■ Problem statement ■
Reproduce every line of the data below verbatim, keeping each line unchanged.
━━━━━━
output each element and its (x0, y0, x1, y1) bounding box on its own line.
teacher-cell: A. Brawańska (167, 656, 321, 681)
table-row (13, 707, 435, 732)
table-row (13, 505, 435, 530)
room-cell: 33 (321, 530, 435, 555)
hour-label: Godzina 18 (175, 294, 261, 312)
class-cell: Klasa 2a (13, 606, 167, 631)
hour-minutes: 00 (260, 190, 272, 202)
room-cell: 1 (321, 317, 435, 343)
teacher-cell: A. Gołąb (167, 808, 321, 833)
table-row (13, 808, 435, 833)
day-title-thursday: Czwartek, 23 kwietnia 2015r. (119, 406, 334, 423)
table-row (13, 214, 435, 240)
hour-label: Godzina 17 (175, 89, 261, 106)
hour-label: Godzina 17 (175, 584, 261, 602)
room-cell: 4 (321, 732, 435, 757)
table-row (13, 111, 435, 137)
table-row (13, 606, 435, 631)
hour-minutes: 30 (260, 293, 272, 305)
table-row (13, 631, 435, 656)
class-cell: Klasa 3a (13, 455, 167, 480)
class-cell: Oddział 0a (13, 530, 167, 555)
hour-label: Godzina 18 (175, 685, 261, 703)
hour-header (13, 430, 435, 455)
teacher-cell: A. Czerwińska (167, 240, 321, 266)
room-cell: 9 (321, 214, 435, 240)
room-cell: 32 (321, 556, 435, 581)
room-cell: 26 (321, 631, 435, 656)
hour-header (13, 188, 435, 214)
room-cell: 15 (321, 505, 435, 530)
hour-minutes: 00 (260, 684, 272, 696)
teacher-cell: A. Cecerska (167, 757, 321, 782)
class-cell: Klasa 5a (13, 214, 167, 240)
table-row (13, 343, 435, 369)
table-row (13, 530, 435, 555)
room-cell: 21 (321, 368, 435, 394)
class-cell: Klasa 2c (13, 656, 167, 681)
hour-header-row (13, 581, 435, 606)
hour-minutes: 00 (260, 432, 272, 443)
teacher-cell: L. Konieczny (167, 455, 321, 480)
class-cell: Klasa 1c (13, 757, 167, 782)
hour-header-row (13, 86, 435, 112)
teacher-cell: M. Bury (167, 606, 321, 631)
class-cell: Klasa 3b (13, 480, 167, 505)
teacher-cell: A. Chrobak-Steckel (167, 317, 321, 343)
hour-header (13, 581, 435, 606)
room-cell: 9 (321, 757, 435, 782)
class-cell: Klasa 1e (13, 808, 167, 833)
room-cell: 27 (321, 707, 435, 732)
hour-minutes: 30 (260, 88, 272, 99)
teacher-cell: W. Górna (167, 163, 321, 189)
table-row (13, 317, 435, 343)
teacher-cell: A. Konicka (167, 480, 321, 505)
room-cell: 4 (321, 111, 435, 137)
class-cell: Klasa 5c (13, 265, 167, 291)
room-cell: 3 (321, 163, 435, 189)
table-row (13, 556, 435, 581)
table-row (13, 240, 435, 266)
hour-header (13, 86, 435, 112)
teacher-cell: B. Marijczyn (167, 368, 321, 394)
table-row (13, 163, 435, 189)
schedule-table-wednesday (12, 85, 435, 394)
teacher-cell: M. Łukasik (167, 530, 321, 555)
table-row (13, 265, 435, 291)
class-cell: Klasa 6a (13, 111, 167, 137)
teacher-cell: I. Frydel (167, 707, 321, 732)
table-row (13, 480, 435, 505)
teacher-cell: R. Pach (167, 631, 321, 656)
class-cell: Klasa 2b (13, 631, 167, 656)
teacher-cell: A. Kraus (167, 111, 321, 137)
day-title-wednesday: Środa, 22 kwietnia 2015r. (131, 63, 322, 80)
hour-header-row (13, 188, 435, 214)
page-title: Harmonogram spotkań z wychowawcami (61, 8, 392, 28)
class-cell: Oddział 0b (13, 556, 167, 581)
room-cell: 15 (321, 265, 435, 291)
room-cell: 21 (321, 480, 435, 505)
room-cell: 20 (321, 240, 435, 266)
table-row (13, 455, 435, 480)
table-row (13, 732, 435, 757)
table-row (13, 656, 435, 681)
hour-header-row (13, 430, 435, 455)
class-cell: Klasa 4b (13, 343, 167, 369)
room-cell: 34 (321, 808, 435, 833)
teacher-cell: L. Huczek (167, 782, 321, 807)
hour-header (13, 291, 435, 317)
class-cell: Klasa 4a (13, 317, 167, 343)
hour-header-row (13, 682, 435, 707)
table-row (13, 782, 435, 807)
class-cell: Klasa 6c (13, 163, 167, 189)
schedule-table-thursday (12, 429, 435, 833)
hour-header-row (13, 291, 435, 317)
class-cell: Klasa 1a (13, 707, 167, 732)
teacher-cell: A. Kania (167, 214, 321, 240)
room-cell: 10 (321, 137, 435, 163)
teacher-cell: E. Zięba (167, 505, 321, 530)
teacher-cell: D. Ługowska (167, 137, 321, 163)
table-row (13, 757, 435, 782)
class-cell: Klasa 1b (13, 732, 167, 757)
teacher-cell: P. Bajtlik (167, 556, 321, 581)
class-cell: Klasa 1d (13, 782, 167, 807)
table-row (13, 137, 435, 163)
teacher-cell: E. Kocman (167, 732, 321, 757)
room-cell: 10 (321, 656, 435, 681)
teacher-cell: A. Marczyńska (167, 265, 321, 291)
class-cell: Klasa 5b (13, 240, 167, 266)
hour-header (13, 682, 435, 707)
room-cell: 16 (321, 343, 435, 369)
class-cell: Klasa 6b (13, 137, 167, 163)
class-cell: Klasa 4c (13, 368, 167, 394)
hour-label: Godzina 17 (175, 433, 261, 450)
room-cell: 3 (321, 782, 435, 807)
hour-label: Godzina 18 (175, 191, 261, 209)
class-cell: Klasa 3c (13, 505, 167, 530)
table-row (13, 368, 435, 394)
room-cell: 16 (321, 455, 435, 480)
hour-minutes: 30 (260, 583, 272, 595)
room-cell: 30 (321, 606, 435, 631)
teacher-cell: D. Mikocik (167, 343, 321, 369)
━━━━━━
■ Task result ■
output each element and its (x0, y0, x1, y1) bounding box on its own line.
teacher-cell: A. Brawańska (167, 656, 321, 681)
table-row (13, 707, 435, 732)
table-row (13, 505, 435, 530)
room-cell: 33 (321, 530, 435, 555)
hour-label: Godzina 18 (175, 294, 261, 312)
class-cell: Klasa 2a (13, 606, 167, 631)
hour-minutes: 00 (260, 190, 272, 202)
room-cell: 1 (321, 317, 435, 343)
teacher-cell: A. Gołąb (167, 808, 321, 833)
table-row (13, 808, 435, 833)
day-title-thursday: Czwartek, 23 kwietnia 2015r. (119, 406, 334, 423)
table-row (13, 214, 435, 240)
hour-label: Godzina 17 (175, 89, 261, 106)
hour-label: Godzina 17 (175, 584, 261, 602)
room-cell: 4 (321, 732, 435, 757)
table-row (13, 111, 435, 137)
table-row (13, 606, 435, 631)
hour-minutes: 30 (260, 293, 272, 305)
table-row (13, 631, 435, 656)
class-cell: Klasa 3a (13, 455, 167, 480)
class-cell: Oddział 0a (13, 530, 167, 555)
hour-label: Godzina 18 (175, 685, 261, 703)
hour-header (13, 430, 435, 455)
teacher-cell: A. Czerwińska (167, 240, 321, 266)
room-cell: 9 (321, 214, 435, 240)
room-cell: 32 (321, 556, 435, 581)
room-cell: 26 (321, 631, 435, 656)
hour-header (13, 188, 435, 214)
room-cell: 15 (321, 505, 435, 530)
hour-minutes: 00 (260, 684, 272, 696)
teacher-cell: A. Cecerska (167, 757, 321, 782)
class-cell: Klasa 5a (13, 214, 167, 240)
table-row (13, 343, 435, 369)
table-row (13, 530, 435, 555)
room-cell: 21 (321, 368, 435, 394)
class-cell: Klasa 2c (13, 656, 167, 681)
hour-header-row (13, 581, 435, 606)
hour-minutes: 00 (260, 432, 272, 443)
teacher-cell: L. Konieczny (167, 455, 321, 480)
class-cell: Klasa 1c (13, 757, 167, 782)
hour-header-row (13, 86, 435, 112)
teacher-cell: M. Bury (167, 606, 321, 631)
class-cell: Klasa 3b (13, 480, 167, 505)
teacher-cell: A. Chrobak-Steckel (167, 317, 321, 343)
hour-header (13, 581, 435, 606)
room-cell: 9 (321, 757, 435, 782)
class-cell: Klasa 1e (13, 808, 167, 833)
room-cell: 27 (321, 707, 435, 732)
hour-minutes: 30 (260, 88, 272, 99)
teacher-cell: W. Górna (167, 163, 321, 189)
table-row (13, 317, 435, 343)
teacher-cell: A. Konicka (167, 480, 321, 505)
room-cell: 4 (321, 111, 435, 137)
class-cell: Klasa 5c (13, 265, 167, 291)
room-cell: 3 (321, 163, 435, 189)
table-row (13, 556, 435, 581)
table-row (13, 240, 435, 266)
hour-header (13, 86, 435, 112)
teacher-cell: B. Marijczyn (167, 368, 321, 394)
table-row (13, 163, 435, 189)
schedule-table-wednesday (12, 85, 435, 394)
teacher-cell: M. Łukasik (167, 530, 321, 555)
table-row (13, 265, 435, 291)
class-cell: Klasa 6a (13, 111, 167, 137)
teacher-cell: I. Frydel (167, 707, 321, 732)
table-row (13, 480, 435, 505)
teacher-cell: R. Pach (167, 631, 321, 656)
class-cell: Klasa 2b (13, 631, 167, 656)
teacher-cell: A. Kraus (167, 111, 321, 137)
day-title-wednesday: Środa, 22 kwietnia 2015r. (131, 63, 322, 80)
hour-header-row (13, 188, 435, 214)
page-title: Harmonogram spotkań z wychowawcami (61, 8, 392, 28)
class-cell: Oddział 0b (13, 556, 167, 581)
room-cell: 15 (321, 265, 435, 291)
room-cell: 21 (321, 480, 435, 505)
room-cell: 20 (321, 240, 435, 266)
table-row (13, 455, 435, 480)
table-row (13, 732, 435, 757)
table-row (13, 656, 435, 681)
hour-header-row (13, 430, 435, 455)
class-cell: Klasa 4b (13, 343, 167, 369)
room-cell: 34 (321, 808, 435, 833)
teacher-cell: L. Huczek (167, 782, 321, 807)
hour-header (13, 291, 435, 317)
class-cell: Klasa 4a (13, 317, 167, 343)
hour-header-row (13, 682, 435, 707)
table-row (13, 782, 435, 807)
class-cell: Klasa 6c (13, 163, 167, 189)
schedule-table-thursday (12, 429, 435, 833)
hour-header-row (13, 291, 435, 317)
class-cell: Klasa 1a (13, 707, 167, 732)
teacher-cell: A. Kania (167, 214, 321, 240)
room-cell: 10 (321, 137, 435, 163)
teacher-cell: E. Zięba (167, 505, 321, 530)
teacher-cell: D. Ługowska (167, 137, 321, 163)
table-row (13, 757, 435, 782)
class-cell: Klasa 1b (13, 732, 167, 757)
teacher-cell: P. Bajtlik (167, 556, 321, 581)
class-cell: Klasa 1d (13, 782, 167, 807)
table-row (13, 137, 435, 163)
teacher-cell: E. Kocman (167, 732, 321, 757)
room-cell: 10 (321, 656, 435, 681)
teacher-cell: A. Marczyńska (167, 265, 321, 291)
class-cell: Klasa 5b (13, 240, 167, 266)
hour-header (13, 682, 435, 707)
room-cell: 16 (321, 343, 435, 369)
class-cell: Klasa 6b (13, 137, 167, 163)
class-cell: Klasa 4c (13, 368, 167, 394)
hour-label: Godzina 17 (175, 433, 261, 450)
room-cell: 3 (321, 782, 435, 807)
hour-label: Godzina 18 (175, 191, 261, 209)
class-cell: Klasa 3c (13, 505, 167, 530)
table-row (13, 368, 435, 394)
room-cell: 16 (321, 455, 435, 480)
hour-minutes: 30 (260, 583, 272, 595)
room-cell: 30 (321, 606, 435, 631)
teacher-cell: D. Mikocik (167, 343, 321, 369)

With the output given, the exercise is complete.